▶ Task brief
Return a copy of each line that holds the string "User".
▼▼▼
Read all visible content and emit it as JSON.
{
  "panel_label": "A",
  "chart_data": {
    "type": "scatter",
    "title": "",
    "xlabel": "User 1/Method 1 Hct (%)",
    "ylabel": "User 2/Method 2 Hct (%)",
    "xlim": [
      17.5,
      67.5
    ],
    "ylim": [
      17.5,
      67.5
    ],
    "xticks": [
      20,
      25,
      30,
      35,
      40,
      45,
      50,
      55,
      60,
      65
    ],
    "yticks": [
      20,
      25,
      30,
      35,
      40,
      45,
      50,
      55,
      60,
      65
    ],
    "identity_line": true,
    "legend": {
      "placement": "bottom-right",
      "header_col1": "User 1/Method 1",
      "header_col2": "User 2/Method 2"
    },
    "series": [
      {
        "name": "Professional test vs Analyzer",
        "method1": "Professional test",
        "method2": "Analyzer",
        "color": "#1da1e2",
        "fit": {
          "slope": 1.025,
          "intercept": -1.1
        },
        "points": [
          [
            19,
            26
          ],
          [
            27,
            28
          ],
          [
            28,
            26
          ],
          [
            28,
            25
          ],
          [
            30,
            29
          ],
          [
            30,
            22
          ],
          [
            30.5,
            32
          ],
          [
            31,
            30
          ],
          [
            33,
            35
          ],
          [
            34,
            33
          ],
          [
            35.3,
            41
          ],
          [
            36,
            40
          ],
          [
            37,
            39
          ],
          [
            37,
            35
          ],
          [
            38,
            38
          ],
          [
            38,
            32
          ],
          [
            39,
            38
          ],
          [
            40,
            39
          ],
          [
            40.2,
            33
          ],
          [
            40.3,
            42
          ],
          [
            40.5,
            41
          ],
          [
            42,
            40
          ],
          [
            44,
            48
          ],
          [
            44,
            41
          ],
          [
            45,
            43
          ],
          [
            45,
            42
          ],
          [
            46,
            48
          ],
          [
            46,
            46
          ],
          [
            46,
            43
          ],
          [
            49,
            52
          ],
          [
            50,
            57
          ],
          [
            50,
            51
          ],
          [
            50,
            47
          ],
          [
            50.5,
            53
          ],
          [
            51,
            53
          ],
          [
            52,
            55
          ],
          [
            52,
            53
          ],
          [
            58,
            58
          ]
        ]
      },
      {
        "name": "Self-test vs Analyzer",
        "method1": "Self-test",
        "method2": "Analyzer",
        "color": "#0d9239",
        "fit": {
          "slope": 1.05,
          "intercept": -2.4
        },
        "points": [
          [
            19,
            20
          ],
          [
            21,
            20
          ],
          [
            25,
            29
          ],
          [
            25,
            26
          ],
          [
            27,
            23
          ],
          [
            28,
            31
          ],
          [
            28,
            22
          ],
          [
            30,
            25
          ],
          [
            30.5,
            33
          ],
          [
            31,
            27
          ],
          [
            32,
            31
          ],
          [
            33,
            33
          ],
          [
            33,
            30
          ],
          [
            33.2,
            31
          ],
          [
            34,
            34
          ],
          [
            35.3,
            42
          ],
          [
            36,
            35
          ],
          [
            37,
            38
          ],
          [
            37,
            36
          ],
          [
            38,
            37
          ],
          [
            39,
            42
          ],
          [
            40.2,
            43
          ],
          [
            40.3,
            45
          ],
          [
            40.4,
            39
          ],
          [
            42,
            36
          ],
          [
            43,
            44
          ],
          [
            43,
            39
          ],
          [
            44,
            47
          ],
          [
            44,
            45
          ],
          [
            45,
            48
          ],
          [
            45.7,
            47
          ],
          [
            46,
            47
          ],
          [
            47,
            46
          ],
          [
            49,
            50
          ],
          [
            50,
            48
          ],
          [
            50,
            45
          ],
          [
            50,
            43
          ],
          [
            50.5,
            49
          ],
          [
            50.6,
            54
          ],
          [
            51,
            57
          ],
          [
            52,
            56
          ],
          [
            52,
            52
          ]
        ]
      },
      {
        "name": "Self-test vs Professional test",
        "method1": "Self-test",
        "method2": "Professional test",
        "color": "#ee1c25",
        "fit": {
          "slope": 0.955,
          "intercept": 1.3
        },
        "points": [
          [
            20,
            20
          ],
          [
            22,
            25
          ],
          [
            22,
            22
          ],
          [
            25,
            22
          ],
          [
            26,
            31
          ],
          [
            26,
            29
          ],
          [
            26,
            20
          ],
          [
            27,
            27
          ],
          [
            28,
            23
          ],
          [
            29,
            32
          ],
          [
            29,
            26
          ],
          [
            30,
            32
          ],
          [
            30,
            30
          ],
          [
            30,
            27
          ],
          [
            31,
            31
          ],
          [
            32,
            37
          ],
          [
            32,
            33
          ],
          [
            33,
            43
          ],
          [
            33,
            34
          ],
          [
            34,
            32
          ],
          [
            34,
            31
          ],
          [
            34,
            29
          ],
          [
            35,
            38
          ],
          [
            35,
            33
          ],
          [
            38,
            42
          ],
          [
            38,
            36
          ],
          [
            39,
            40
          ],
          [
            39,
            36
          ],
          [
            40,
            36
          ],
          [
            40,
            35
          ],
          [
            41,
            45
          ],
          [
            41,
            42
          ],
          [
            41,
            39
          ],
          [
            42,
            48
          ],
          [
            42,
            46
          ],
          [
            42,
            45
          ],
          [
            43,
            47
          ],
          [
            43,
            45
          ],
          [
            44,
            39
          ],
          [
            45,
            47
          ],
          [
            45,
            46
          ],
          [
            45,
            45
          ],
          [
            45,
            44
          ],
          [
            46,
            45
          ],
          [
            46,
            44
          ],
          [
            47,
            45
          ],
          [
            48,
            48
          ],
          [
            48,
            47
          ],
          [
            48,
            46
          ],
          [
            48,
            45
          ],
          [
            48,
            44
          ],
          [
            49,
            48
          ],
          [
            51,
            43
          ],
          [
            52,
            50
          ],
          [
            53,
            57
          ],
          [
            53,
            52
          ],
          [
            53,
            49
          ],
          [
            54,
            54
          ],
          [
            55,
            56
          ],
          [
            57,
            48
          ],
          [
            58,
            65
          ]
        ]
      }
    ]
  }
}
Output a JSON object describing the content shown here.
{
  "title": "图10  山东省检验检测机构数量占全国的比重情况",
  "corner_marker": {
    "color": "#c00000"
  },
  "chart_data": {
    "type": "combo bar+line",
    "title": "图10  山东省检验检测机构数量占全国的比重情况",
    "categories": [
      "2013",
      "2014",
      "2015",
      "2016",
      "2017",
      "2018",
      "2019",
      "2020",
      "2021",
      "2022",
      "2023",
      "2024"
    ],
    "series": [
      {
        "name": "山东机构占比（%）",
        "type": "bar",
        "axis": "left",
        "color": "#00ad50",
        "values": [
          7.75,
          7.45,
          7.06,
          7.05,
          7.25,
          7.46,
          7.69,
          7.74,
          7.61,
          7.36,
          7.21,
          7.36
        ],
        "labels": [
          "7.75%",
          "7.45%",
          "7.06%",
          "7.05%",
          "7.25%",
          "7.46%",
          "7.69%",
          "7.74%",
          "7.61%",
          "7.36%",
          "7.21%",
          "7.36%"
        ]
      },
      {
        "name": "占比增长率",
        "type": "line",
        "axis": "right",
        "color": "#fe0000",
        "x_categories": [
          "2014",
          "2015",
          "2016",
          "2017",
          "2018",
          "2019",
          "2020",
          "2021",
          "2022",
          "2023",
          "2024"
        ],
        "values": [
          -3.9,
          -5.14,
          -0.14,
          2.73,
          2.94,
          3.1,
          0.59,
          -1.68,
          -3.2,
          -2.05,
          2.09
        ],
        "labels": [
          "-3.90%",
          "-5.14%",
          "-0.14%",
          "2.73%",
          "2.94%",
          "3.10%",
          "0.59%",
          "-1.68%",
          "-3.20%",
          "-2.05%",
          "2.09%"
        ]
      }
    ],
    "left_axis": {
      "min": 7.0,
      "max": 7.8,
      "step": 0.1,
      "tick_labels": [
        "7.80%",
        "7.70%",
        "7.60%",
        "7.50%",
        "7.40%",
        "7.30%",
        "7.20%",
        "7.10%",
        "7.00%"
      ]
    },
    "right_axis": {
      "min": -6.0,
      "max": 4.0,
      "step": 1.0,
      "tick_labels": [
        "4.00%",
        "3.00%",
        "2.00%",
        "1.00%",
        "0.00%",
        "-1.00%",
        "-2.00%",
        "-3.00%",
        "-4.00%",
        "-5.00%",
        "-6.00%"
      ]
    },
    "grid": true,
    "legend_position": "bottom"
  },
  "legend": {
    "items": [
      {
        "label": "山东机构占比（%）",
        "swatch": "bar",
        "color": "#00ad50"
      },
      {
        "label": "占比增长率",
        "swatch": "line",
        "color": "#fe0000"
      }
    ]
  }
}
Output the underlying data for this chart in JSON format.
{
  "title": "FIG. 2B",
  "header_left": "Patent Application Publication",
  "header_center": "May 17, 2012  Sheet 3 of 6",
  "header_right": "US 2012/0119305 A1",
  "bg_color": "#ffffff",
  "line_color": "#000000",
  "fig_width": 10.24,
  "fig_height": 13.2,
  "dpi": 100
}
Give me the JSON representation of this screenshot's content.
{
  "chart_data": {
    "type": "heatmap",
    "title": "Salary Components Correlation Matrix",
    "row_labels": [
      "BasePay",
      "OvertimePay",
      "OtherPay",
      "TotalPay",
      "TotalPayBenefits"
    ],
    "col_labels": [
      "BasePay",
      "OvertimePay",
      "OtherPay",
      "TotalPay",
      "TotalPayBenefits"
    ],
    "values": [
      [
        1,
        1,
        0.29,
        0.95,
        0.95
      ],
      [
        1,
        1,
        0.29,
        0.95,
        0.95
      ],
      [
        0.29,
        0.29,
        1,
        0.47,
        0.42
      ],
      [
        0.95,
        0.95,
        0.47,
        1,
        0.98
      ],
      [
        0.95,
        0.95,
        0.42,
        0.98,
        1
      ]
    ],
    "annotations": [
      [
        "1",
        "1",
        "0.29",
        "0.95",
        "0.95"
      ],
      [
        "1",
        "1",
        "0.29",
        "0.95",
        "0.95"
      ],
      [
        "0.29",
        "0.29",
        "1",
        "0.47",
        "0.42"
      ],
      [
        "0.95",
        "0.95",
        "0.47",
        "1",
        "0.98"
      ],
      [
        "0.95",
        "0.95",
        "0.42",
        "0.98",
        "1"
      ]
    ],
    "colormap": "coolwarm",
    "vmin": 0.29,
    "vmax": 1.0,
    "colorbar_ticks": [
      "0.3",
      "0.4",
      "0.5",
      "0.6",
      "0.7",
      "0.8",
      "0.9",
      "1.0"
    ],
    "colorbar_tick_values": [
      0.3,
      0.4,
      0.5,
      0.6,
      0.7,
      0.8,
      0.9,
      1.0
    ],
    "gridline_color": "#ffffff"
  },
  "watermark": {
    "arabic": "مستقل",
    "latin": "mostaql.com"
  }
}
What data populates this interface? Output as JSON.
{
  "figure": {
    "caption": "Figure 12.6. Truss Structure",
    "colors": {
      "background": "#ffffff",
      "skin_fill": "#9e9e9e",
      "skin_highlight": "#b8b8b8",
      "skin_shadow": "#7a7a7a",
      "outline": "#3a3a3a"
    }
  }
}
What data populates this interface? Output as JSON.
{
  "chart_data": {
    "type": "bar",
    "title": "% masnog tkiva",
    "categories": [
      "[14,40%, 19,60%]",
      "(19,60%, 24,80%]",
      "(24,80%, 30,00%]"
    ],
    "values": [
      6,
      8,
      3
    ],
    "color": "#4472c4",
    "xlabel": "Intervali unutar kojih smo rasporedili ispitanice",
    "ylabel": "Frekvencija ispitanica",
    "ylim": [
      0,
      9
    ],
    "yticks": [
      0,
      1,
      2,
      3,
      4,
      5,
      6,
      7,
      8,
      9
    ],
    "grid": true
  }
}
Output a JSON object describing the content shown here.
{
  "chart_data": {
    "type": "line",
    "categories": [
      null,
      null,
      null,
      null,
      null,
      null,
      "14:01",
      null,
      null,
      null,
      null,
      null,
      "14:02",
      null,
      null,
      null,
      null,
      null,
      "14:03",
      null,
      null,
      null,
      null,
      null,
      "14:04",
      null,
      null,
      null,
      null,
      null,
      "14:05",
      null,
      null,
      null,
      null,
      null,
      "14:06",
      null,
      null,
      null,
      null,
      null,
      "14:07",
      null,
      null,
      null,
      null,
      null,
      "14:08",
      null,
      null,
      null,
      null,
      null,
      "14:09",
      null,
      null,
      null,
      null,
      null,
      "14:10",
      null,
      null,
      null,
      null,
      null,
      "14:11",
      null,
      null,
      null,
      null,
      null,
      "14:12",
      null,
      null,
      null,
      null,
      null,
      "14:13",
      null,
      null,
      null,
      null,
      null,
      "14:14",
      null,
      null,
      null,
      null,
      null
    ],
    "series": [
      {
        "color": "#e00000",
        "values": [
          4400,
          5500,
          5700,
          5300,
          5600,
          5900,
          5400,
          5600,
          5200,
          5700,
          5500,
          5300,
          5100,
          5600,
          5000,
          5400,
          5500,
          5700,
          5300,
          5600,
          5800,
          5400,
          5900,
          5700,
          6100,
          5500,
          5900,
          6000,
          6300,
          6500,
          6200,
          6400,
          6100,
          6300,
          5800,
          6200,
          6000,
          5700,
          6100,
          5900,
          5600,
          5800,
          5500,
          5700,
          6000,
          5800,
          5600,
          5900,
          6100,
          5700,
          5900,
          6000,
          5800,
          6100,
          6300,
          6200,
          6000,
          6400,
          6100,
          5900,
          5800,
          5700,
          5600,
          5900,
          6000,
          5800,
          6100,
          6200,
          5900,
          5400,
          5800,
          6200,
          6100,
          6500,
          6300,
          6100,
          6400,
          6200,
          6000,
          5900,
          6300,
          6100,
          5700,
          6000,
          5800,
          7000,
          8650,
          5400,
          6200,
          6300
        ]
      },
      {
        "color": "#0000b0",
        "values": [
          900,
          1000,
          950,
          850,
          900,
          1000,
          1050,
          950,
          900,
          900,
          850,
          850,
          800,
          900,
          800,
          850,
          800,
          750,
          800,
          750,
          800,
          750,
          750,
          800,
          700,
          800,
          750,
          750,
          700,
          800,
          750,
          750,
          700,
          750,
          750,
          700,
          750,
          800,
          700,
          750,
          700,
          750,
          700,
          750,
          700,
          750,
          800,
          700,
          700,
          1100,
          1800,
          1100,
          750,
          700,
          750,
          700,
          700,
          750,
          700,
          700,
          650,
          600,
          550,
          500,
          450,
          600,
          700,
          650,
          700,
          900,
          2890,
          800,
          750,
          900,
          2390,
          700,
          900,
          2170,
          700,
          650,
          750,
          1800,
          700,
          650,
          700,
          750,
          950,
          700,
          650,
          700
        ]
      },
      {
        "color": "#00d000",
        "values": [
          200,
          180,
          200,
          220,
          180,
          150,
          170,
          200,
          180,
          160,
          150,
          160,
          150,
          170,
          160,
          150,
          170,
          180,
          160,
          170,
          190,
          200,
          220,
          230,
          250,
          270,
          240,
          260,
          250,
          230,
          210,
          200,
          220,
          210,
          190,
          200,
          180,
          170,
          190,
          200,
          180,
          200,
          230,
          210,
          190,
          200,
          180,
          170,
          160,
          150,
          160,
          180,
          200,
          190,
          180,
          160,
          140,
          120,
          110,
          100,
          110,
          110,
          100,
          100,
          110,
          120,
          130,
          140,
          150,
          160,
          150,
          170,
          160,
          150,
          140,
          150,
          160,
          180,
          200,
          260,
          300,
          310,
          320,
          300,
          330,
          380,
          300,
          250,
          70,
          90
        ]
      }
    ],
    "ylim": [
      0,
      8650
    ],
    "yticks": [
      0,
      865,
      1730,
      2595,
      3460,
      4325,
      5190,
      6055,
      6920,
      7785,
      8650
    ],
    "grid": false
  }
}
▲▲▲
▶ Written response
    "xlabel": "User 1/Method 1 Hct (%)",
    "ylabel": "User 2/Method 2 Hct (%)",
      "header_col1": "User 1/Method 1",
      "header_col2": "User 2/Method 2"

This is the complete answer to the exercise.